| Given instruction |
Transcribe the listing verbatim. Do not carry over any pictures.

| Data for the task |
:::

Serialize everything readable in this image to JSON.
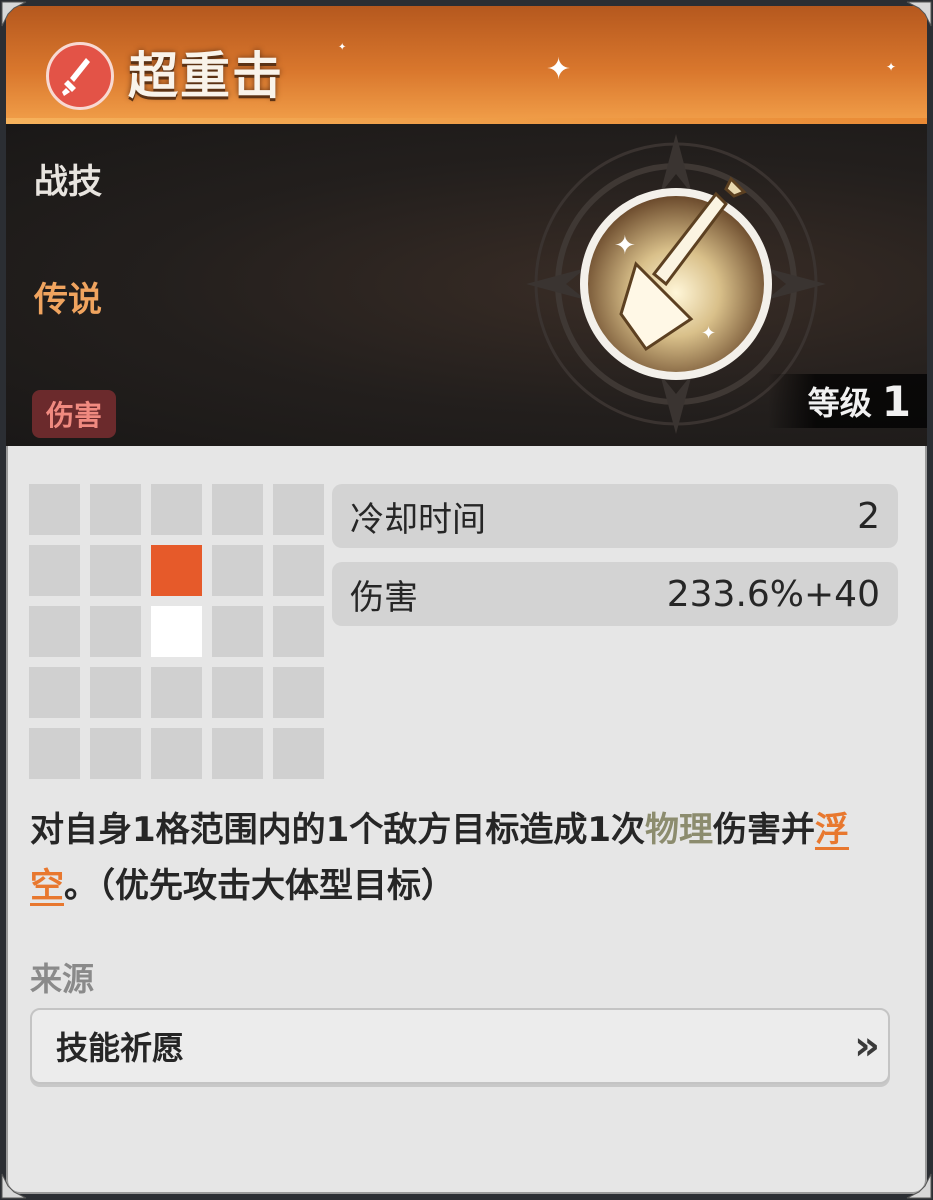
{
  "skill": {
    "name": "超重击",
    "type": "战技",
    "rarity": "传说",
    "tag": "伤害",
    "level_label": "等级",
    "level_value": "1"
  },
  "stats": [
    {
      "label": "冷却时间",
      "value": "2"
    },
    {
      "label": "伤害",
      "value": "233.6%+40"
    }
  ],
  "range_grid": {
    "size": 5,
    "target_cell": [
      1,
      2
    ],
    "self_cell": [
      2,
      2
    ]
  },
  "description": {
    "part1": "对自身1格范围内的1个敌方目标造成1次",
    "physical": "物理",
    "part2": "伤害并",
    "float": "浮空",
    "part3": "。（优先攻击大体型目标）"
  },
  "source": {
    "label": "来源",
    "button": "技能祈愿",
    "arrow": "»"
  },
  "colors": {
    "header": "#d9772d",
    "target": "#e65a2a",
    "rarity": "#f0a45f",
    "tag_bg": "#6b2a2c"
  }
}
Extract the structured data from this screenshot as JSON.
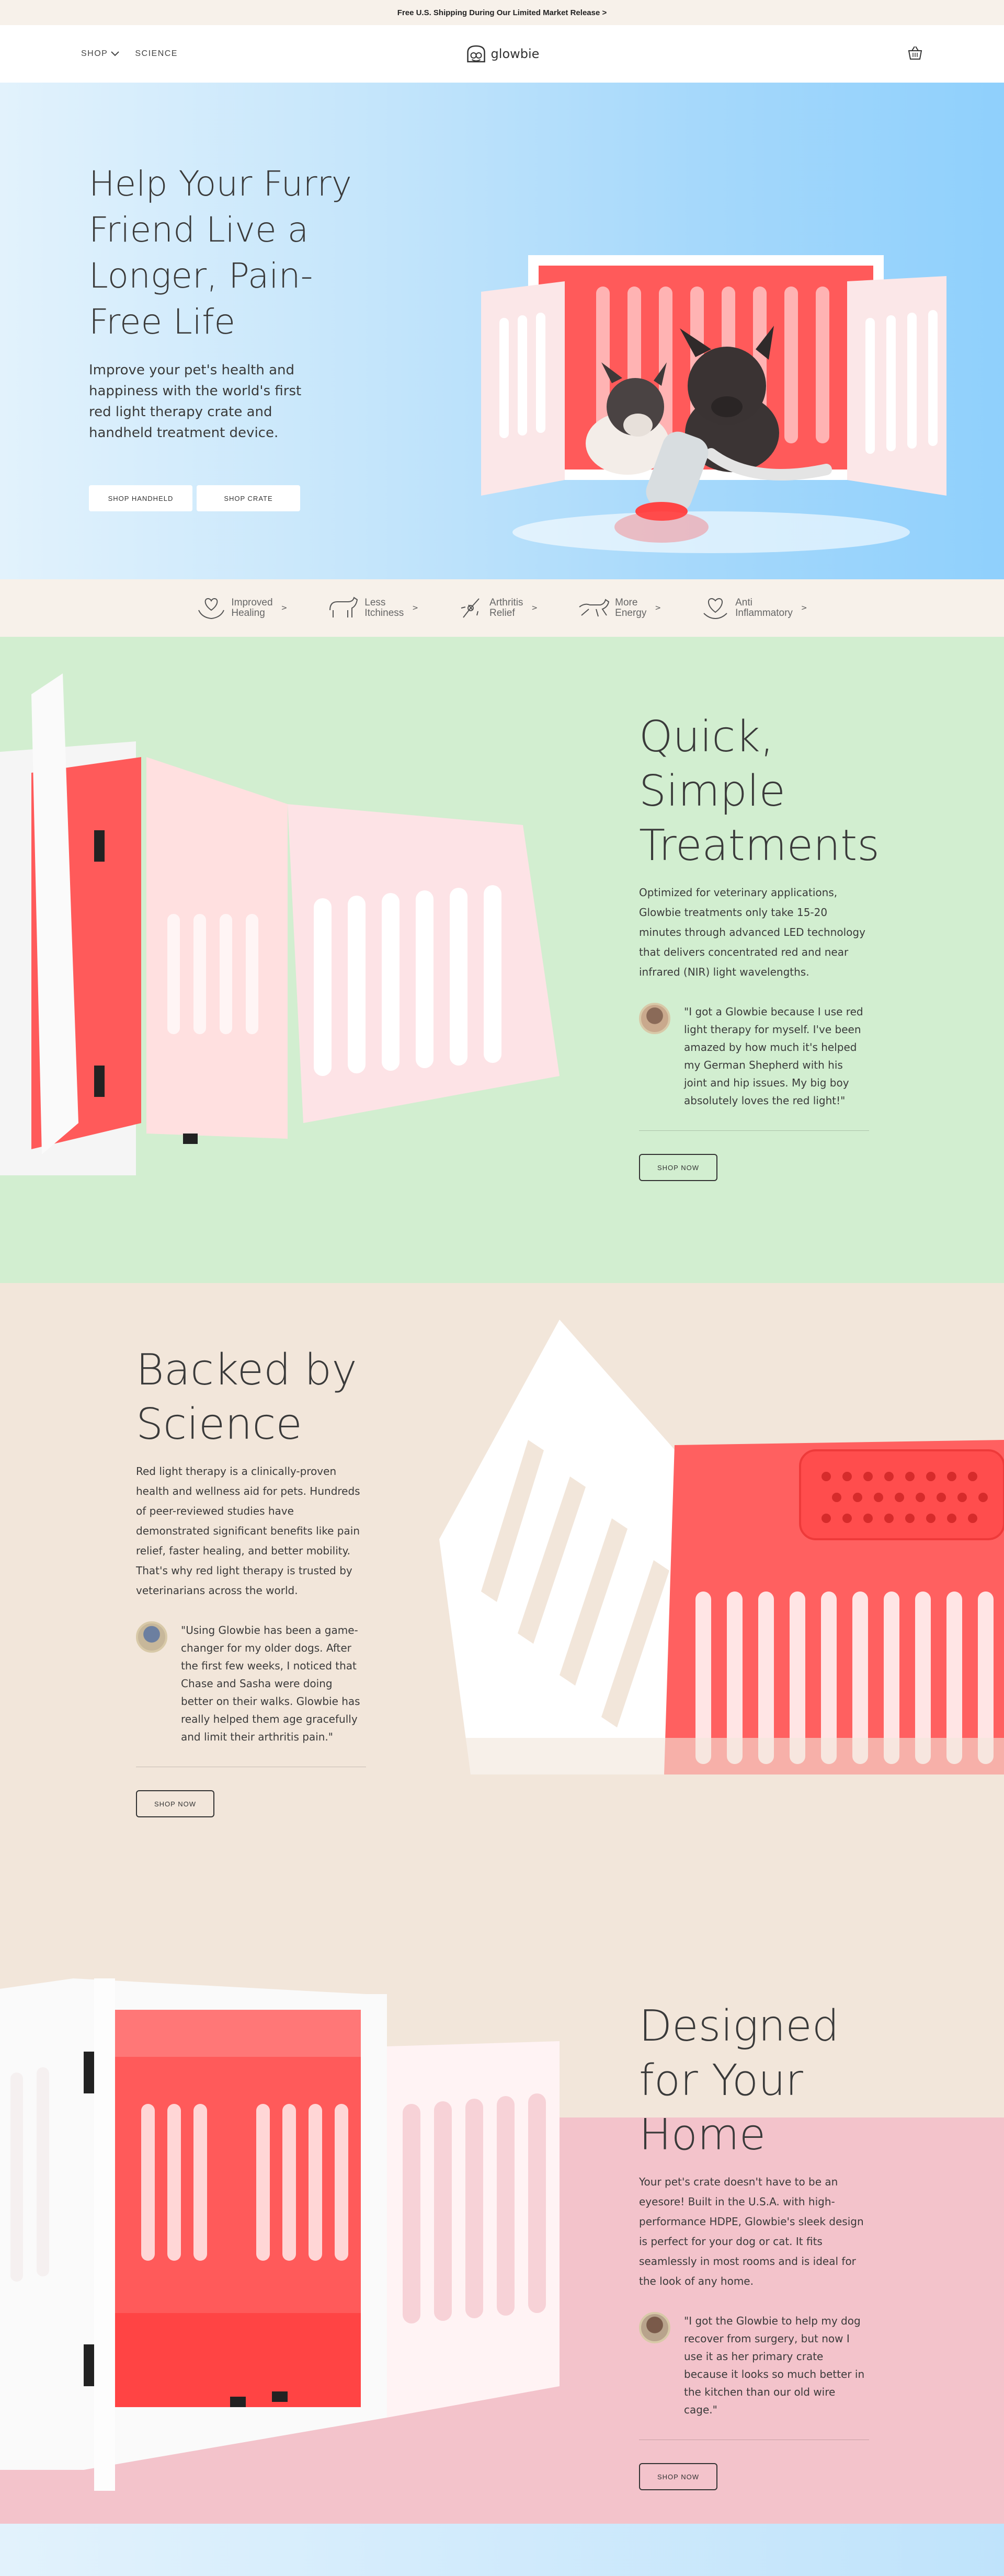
{
  "announcement": {
    "text": "Free U.S. Shipping During Our Limited Market Release >"
  },
  "header": {
    "nav": [
      {
        "label": "SHOP"
      },
      {
        "label": "SCIENCE"
      }
    ],
    "logo_text": "glowbie"
  },
  "hero": {
    "title": "Help Your Furry Friend Live a Longer, Pain-Free Life",
    "subtitle": "Improve your pet's health and happiness with the world's first red light therapy crate and handheld treatment device.",
    "btn_handheld": "SHOP HANDHELD",
    "btn_crate": "SHOP CRATE"
  },
  "benefits": [
    {
      "line1": "Improved",
      "line2": "Healing",
      "icon": "heart-hands-icon"
    },
    {
      "line1": "Less",
      "line2": "Itchiness",
      "icon": "dog-scratching-icon"
    },
    {
      "line1": "Arthritis",
      "line2": "Relief",
      "icon": "joint-icon"
    },
    {
      "line1": "More",
      "line2": "Energy",
      "icon": "running-dog-icon"
    },
    {
      "line1": "Anti",
      "line2": "Inflammatory",
      "icon": "heart-care-icon"
    }
  ],
  "quick": {
    "title": "Quick, Simple Treatments",
    "body": "Optimized for veterinary applications, Glowbie treatments only take 15-20 minutes through advanced LED technology that delivers concentrated red and near infrared (NIR) light wavelengths.",
    "quote": "\"I got a Glowbie because I use red light therapy for myself. I've been amazed by how much it's helped my German Shepherd with his joint and hip issues. My big boy absolutely loves the red light!\"",
    "button": "SHOP NOW"
  },
  "science": {
    "title": "Backed by Science",
    "body": "Red light therapy is a clinically-proven health and wellness aid for pets. Hundreds of peer-reviewed studies have demonstrated significant benefits like pain relief, faster healing, and better mobility. That's why red light therapy is trusted by veterinarians across the world.",
    "quote": "\"Using Glowbie has been a game-changer for my older dogs. After the first few weeks, I noticed that Chase and Sasha were doing better on their walks. Glowbie has really helped them age gracefully and limit their arthritis pain.\"",
    "button": "SHOP NOW"
  },
  "home": {
    "title": "Designed for Your Home",
    "body": "Your pet's crate doesn't have to be an eyesore! Built in the U.S.A. with high-performance HDPE, Glowbie's sleek design is perfect for your dog or cat. It fits seamlessly in most rooms and is ideal for the look of any home.",
    "quote": "\"I got the Glowbie to help my dog recover from surgery, but now I use it as her primary crate because it looks so much better in the kitchen than our old wire cage.\"",
    "button": "SHOP NOW"
  },
  "colors": {
    "accent_red": "#ff5a5a",
    "hero_blue": "#8fd0fc",
    "green_bg": "#d2eed0",
    "beige_bg": "#f2e6da",
    "pink_bg": "#f3c3cb"
  }
}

:::

| Completed exercise |
Serialize everything readable in this image to JSON.
{
  "skill": {
    "name": "超重击",
    "type": "战技",
    "rarity": "传说",
    "tag": "伤害",
    "level_label": "等级",
    "level_value": "1"
  },
  "stats": [
    {
      "label": "冷却时间",
      "value": "2"
    },
    {
      "label": "伤害",
      "value": "233.6%+40"
    }
  ],
  "range_grid": {
    "size": 5,
    "target_cell": [
      1,
      2
    ],
    "self_cell": [
      2,
      2
    ]
  },
  "description": {
    "part1": "对自身1格范围内的1个敌方目标造成1次",
    "physical": "物理",
    "part2": "伤害并",
    "float": "浮空",
    "part3": "。（优先攻击大体型目标）"
  },
  "source": {
    "label": "来源",
    "button": "技能祈愿",
    "arrow": "»"
  },
  "colors": {
    "header": "#d9772d",
    "target": "#e65a2a",
    "rarity": "#f0a45f",
    "tag_bg": "#6b2a2c"
  }
}
Extract the structured data from this screenshot as JSON.
{
  "announcement": {
    "text": "Free U.S. Shipping During Our Limited Market Release >"
  },
  "header": {
    "nav": [
      {
        "label": "SHOP"
      },
      {
        "label": "SCIENCE"
      }
    ],
    "logo_text": "glowbie"
  },
  "hero": {
    "title": "Help Your Furry Friend Live a Longer, Pain-Free Life",
    "subtitle": "Improve your pet's health and happiness with the world's first red light therapy crate and handheld treatment device.",
    "btn_handheld": "SHOP HANDHELD",
    "btn_crate": "SHOP CRATE"
  },
  "benefits": [
    {
      "line1": "Improved",
      "line2": "Healing",
      "icon": "heart-hands-icon"
    },
    {
      "line1": "Less",
      "line2": "Itchiness",
      "icon": "dog-scratching-icon"
    },
    {
      "line1": "Arthritis",
      "line2": "Relief",
      "icon": "joint-icon"
    },
    {
      "line1": "More",
      "line2": "Energy",
      "icon": "running-dog-icon"
    },
    {
      "line1": "Anti",
      "line2": "Inflammatory",
      "icon": "heart-care-icon"
    }
  ],
  "quick": {
    "title": "Quick, Simple Treatments",
    "body": "Optimized for veterinary applications, Glowbie treatments only take 15-20 minutes through advanced LED technology that delivers concentrated red and near infrared (NIR) light wavelengths.",
    "quote": "\"I got a Glowbie because I use red light therapy for myself. I've been amazed by how much it's helped my German Shepherd with his joint and hip issues. My big boy absolutely loves the red light!\"",
    "button": "SHOP NOW"
  },
  "science": {
    "title": "Backed by Science",
    "body": "Red light therapy is a clinically-proven health and wellness aid for pets. Hundreds of peer-reviewed studies have demonstrated significant benefits like pain relief, faster healing, and better mobility. That's why red light therapy is trusted by veterinarians across the world.",
    "quote": "\"Using Glowbie has been a game-changer for my older dogs. After the first few weeks, I noticed that Chase and Sasha were doing better on their walks. Glowbie has really helped them age gracefully and limit their arthritis pain.\"",
    "button": "SHOP NOW"
  },
  "home": {
    "title": "Designed for Your Home",
    "body": "Your pet's crate doesn't have to be an eyesore! Built in the U.S.A. with high-performance HDPE, Glowbie's sleek design is perfect for your dog or cat. It fits seamlessly in most rooms and is ideal for the look of any home.",
    "quote": "\"I got the Glowbie to help my dog recover from surgery, but now I use it as her primary crate because it looks so much better in the kitchen than our old wire cage.\"",
    "button": "SHOP NOW"
  },
  "colors": {
    "accent_red": "#ff5a5a",
    "hero_blue": "#8fd0fc",
    "green_bg": "#d2eed0",
    "beige_bg": "#f2e6da",
    "pink_bg": "#f3c3cb"
  }
}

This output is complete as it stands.